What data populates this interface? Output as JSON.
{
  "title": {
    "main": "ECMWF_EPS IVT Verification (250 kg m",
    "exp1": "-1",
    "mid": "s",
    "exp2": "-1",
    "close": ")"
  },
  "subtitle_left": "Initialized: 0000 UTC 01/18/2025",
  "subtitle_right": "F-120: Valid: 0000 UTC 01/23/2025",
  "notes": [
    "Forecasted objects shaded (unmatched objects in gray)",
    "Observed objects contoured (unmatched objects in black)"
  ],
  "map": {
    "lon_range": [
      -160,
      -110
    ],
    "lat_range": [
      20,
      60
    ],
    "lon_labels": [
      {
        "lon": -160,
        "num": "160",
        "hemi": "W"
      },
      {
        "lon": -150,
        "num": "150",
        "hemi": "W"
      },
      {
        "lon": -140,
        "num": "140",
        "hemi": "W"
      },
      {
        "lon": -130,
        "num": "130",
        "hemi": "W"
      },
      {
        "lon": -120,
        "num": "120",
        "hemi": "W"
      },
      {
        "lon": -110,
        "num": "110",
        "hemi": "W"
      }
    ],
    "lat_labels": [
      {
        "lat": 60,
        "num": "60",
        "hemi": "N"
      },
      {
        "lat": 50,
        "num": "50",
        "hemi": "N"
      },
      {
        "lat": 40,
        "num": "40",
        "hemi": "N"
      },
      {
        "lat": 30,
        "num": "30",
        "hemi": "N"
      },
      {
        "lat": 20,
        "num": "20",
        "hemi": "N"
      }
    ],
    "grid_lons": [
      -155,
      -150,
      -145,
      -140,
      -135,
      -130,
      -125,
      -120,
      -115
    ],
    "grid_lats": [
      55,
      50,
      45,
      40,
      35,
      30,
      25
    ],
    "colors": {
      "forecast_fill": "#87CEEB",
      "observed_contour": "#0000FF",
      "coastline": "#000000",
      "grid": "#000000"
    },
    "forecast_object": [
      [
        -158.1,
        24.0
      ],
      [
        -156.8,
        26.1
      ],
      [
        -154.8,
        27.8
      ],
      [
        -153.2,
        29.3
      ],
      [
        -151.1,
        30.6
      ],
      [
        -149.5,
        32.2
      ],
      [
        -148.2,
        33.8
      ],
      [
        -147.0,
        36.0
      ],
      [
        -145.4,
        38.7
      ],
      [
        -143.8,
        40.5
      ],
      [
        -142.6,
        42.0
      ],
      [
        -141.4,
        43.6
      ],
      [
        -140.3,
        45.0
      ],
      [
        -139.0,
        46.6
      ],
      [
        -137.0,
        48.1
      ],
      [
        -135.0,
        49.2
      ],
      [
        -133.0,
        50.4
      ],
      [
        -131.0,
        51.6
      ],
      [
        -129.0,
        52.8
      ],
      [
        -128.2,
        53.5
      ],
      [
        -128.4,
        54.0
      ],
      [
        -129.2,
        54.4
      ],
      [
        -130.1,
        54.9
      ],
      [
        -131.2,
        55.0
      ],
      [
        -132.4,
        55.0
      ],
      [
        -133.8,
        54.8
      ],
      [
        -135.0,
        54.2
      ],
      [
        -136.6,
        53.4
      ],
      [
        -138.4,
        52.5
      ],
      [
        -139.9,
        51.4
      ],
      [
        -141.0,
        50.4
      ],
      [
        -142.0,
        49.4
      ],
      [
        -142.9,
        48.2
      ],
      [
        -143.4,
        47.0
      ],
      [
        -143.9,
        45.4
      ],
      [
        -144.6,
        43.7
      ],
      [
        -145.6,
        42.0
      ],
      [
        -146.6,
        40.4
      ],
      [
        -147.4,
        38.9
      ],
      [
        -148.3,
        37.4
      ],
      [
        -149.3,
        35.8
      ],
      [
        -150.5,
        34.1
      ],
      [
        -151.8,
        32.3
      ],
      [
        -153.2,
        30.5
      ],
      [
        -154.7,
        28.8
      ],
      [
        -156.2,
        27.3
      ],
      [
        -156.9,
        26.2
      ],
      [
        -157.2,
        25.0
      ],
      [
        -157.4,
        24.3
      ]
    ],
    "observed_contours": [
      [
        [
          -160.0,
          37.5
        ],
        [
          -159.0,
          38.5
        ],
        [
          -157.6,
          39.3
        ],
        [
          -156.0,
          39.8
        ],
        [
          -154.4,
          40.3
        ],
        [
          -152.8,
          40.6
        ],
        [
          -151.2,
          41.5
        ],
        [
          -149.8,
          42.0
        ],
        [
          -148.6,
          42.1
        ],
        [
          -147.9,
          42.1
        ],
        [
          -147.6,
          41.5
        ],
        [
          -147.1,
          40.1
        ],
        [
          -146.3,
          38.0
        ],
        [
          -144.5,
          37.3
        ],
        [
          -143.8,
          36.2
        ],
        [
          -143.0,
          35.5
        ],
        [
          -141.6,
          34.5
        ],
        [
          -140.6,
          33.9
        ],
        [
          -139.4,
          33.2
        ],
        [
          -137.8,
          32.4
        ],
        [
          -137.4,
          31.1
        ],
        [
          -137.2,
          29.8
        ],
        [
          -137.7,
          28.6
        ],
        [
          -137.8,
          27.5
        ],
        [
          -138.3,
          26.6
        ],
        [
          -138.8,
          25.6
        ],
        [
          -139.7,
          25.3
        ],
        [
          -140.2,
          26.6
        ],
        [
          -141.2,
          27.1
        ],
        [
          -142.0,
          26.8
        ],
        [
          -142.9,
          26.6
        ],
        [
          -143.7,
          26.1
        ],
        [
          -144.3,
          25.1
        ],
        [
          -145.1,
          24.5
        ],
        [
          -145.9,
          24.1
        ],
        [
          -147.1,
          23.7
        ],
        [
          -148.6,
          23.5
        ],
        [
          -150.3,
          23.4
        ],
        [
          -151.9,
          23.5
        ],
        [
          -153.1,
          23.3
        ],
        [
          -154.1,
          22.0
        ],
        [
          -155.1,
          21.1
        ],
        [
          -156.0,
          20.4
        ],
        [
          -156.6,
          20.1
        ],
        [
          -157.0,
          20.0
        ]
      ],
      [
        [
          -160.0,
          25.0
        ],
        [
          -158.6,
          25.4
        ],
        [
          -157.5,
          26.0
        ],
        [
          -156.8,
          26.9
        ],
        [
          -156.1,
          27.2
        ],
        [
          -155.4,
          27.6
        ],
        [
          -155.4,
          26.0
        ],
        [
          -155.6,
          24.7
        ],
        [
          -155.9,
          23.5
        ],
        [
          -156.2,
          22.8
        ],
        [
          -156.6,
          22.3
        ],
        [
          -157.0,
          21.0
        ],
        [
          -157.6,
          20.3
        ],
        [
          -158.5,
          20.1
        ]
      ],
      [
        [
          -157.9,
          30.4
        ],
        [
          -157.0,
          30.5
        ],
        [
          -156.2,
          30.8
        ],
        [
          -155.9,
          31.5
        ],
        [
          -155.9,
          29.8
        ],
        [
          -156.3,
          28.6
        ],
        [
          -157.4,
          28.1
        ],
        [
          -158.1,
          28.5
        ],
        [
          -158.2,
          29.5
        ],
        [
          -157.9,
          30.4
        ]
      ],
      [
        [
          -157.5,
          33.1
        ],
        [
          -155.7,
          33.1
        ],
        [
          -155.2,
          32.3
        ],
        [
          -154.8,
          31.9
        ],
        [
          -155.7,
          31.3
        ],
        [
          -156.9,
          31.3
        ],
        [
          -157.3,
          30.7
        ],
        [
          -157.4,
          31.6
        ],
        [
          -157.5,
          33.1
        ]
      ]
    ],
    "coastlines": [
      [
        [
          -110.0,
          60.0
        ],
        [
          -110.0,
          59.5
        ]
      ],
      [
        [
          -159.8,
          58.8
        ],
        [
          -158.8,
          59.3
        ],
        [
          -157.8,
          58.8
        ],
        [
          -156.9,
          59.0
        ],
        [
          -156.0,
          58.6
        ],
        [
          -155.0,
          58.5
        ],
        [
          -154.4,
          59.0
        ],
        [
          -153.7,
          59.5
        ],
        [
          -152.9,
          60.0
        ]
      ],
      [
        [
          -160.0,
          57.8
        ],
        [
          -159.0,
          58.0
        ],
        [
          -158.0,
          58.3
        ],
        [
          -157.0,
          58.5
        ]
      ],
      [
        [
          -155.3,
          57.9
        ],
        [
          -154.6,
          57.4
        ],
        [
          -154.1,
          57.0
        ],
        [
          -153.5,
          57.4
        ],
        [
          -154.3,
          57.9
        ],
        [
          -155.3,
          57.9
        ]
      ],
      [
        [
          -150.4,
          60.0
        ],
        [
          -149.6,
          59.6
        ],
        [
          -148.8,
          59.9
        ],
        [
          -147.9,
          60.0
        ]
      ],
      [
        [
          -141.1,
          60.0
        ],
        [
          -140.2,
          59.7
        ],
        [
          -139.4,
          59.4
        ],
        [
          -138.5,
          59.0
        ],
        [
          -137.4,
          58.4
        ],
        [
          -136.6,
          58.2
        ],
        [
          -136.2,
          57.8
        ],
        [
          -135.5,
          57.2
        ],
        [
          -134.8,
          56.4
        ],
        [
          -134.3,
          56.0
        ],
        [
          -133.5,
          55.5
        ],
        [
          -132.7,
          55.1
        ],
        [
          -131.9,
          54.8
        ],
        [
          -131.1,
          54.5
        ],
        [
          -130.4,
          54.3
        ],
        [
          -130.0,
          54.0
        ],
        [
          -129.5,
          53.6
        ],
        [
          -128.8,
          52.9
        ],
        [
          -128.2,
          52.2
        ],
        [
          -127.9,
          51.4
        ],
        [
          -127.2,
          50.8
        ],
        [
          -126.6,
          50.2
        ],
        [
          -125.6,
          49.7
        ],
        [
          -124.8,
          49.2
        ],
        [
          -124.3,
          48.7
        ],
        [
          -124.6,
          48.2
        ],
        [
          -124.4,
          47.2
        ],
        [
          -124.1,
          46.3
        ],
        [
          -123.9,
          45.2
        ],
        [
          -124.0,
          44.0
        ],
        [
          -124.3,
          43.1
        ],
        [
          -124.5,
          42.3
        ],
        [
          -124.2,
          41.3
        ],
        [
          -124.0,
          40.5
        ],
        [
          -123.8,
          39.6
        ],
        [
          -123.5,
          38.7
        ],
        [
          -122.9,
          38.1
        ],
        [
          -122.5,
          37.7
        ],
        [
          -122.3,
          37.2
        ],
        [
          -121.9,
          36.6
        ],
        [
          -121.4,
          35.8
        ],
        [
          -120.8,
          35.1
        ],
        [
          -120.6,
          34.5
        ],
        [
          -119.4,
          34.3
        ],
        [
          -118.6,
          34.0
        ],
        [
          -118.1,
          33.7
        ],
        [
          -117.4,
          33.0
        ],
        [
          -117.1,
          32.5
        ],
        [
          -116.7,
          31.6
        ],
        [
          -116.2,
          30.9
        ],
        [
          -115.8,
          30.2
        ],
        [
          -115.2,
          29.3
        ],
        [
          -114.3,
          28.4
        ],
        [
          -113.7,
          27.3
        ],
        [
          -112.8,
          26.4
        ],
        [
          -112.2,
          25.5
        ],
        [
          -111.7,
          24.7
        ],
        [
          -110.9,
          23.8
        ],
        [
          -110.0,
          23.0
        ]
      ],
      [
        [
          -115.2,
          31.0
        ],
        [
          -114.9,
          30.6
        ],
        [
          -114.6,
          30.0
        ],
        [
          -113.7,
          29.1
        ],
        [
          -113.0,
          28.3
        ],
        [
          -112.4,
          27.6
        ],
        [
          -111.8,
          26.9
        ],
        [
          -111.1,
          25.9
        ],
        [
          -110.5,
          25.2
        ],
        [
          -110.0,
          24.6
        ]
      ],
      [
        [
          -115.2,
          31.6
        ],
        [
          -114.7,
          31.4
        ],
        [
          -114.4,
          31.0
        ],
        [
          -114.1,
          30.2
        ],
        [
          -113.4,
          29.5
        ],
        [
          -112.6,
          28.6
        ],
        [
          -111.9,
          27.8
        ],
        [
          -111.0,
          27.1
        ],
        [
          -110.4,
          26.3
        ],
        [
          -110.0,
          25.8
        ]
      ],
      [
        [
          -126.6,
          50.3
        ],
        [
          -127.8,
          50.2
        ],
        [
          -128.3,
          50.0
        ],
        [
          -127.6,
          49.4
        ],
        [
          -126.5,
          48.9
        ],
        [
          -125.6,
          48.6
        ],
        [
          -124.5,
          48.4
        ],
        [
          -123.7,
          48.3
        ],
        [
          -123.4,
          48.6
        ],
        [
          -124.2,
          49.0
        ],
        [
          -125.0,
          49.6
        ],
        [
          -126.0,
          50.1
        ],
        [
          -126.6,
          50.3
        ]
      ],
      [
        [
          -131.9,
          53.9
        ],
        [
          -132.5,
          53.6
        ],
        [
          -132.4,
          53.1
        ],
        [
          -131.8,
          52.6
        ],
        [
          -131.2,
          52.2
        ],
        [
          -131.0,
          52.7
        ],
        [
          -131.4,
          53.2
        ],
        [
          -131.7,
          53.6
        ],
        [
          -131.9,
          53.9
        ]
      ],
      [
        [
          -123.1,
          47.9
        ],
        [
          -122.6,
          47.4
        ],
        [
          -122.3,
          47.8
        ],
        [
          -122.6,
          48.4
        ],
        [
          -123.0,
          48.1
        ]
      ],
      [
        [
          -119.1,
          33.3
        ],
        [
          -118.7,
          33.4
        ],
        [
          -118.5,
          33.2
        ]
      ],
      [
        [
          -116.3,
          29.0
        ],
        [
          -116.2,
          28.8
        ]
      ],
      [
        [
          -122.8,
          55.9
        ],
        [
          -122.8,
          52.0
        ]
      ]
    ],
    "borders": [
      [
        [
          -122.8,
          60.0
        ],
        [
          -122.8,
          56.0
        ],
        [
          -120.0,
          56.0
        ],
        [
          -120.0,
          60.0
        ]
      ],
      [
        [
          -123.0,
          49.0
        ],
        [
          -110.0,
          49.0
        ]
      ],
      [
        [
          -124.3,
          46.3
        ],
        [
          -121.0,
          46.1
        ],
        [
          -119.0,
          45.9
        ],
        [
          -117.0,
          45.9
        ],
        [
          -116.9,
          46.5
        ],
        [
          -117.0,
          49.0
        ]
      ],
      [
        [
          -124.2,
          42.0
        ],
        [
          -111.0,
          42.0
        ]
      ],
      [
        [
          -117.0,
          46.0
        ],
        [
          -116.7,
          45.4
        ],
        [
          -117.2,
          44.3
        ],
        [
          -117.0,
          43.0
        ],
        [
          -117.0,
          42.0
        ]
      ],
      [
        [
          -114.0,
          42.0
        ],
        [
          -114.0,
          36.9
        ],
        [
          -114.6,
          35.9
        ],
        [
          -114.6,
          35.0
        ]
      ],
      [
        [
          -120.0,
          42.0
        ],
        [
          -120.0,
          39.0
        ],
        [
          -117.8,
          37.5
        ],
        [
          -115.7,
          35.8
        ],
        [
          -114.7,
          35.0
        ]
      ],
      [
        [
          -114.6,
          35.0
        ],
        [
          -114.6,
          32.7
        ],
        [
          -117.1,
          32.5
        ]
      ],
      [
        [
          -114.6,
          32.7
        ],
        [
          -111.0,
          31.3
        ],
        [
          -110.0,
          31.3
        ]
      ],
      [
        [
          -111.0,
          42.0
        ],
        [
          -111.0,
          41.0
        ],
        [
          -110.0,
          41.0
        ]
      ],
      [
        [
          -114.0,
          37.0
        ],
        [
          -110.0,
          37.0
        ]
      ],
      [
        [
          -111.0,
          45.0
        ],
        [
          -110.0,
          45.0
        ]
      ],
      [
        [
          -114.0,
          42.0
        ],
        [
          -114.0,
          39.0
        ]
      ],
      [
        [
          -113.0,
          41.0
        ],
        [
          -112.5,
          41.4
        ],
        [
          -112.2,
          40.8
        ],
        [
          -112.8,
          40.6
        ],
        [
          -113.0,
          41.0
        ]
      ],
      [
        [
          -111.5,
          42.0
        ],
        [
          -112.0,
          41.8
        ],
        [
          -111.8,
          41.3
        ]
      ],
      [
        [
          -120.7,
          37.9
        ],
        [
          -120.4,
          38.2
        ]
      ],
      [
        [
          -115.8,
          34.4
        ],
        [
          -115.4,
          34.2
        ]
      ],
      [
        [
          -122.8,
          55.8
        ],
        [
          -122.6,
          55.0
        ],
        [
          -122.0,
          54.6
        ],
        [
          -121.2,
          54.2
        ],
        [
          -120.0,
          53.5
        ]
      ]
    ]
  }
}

Given problem → Using the entries above, state how many lines include the word "objects", with no other words.

Output below → 2